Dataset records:

[START]

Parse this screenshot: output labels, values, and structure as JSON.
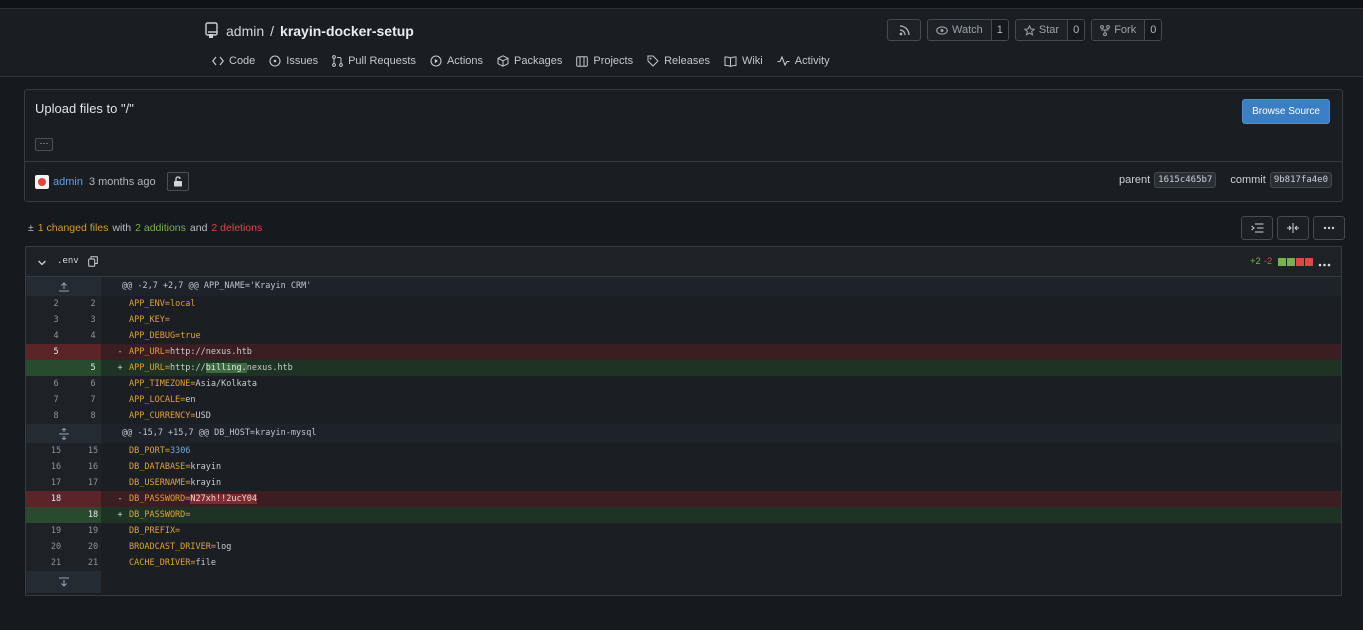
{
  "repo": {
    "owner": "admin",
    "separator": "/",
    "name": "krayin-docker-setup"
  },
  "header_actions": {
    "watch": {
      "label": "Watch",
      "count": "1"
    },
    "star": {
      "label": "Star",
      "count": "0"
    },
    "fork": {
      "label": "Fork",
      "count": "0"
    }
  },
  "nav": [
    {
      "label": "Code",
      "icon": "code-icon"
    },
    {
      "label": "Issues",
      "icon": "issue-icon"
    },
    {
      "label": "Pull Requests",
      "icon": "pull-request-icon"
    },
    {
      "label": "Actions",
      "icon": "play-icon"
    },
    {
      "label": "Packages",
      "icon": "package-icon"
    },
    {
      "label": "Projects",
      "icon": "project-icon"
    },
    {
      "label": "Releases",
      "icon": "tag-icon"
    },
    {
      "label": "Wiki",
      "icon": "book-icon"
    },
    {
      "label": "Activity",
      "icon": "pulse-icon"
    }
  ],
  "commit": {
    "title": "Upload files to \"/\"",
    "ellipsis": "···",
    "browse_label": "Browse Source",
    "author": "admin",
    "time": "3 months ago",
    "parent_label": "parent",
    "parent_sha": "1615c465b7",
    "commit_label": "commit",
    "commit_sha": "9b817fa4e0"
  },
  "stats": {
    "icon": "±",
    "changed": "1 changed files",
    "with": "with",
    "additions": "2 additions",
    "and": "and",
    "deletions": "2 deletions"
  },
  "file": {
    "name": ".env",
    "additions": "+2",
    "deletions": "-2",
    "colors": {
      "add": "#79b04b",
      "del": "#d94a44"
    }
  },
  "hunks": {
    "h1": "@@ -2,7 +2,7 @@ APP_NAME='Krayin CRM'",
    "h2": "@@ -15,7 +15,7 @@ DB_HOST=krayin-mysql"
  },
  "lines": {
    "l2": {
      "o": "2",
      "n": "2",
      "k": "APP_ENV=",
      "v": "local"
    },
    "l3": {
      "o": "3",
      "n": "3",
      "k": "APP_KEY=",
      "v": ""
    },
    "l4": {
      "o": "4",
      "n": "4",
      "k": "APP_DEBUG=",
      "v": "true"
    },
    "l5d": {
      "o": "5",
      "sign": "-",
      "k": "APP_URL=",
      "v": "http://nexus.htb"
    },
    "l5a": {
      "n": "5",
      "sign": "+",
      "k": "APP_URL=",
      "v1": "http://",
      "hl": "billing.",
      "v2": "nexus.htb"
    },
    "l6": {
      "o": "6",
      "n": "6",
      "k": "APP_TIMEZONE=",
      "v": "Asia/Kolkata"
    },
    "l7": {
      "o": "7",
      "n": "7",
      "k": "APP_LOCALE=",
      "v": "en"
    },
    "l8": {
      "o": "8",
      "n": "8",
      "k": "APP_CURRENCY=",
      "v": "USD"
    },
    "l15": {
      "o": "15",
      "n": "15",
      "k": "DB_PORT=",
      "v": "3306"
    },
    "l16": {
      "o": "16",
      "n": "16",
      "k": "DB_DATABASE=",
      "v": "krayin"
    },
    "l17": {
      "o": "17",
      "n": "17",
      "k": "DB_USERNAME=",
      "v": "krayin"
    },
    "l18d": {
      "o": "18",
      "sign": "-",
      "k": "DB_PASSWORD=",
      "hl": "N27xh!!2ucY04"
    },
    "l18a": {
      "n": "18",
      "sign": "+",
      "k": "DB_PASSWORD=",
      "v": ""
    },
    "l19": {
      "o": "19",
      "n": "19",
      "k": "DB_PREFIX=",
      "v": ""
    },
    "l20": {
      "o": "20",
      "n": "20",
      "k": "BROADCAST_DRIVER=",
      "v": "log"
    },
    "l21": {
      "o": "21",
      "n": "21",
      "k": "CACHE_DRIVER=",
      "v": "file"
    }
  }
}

[END]
[START]

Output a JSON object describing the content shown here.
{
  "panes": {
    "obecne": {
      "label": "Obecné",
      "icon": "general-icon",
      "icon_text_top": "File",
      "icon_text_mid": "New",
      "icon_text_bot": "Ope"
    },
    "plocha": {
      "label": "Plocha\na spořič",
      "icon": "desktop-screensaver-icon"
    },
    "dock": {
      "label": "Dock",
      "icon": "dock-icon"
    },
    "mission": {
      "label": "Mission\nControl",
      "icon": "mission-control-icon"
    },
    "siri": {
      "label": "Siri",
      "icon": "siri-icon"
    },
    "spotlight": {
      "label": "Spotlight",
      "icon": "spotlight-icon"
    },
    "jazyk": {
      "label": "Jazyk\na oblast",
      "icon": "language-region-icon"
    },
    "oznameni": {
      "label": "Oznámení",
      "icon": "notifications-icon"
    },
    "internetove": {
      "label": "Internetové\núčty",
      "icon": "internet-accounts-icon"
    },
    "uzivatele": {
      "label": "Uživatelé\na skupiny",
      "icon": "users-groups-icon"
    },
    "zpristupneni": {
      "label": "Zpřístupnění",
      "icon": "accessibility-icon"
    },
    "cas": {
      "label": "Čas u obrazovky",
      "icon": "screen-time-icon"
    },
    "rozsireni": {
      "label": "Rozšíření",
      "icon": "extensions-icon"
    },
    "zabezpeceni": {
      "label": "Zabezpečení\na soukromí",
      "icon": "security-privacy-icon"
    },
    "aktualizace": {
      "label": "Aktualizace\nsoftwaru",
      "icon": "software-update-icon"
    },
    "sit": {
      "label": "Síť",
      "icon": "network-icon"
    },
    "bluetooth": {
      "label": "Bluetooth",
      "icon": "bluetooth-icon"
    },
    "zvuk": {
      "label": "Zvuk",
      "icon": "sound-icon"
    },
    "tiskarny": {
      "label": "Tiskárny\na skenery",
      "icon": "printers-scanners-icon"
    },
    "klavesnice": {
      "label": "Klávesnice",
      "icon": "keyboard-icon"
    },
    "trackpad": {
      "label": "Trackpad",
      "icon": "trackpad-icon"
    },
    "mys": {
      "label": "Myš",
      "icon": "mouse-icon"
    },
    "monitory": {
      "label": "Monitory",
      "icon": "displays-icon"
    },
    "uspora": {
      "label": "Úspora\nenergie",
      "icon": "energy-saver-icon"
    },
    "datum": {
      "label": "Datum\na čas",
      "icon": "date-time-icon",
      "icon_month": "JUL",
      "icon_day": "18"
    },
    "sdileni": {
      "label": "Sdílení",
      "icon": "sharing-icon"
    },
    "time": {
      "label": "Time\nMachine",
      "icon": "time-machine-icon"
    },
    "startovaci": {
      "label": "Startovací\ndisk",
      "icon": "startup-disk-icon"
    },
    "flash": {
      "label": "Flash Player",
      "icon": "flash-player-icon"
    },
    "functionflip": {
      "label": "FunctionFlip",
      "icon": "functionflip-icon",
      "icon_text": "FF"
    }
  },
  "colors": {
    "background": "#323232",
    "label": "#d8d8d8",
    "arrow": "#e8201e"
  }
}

[END]
[START]

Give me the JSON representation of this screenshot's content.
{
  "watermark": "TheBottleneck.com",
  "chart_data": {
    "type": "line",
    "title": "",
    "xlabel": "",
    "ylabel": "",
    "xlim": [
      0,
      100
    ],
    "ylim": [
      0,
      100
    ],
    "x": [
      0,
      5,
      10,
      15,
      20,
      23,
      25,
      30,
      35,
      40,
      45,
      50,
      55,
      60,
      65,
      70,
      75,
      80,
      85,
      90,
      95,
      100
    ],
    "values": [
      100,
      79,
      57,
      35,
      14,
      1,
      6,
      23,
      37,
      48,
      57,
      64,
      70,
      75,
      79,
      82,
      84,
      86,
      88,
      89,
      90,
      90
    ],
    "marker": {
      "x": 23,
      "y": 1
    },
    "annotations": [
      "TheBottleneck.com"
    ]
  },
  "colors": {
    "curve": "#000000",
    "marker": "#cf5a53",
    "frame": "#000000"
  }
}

[END]

EXERCISE: Pull every line containing the word "files" out of the material.

WRITTEN RESPONSE:
    "title": "Upload files to \"/\"",
    "changed": "1 changed files",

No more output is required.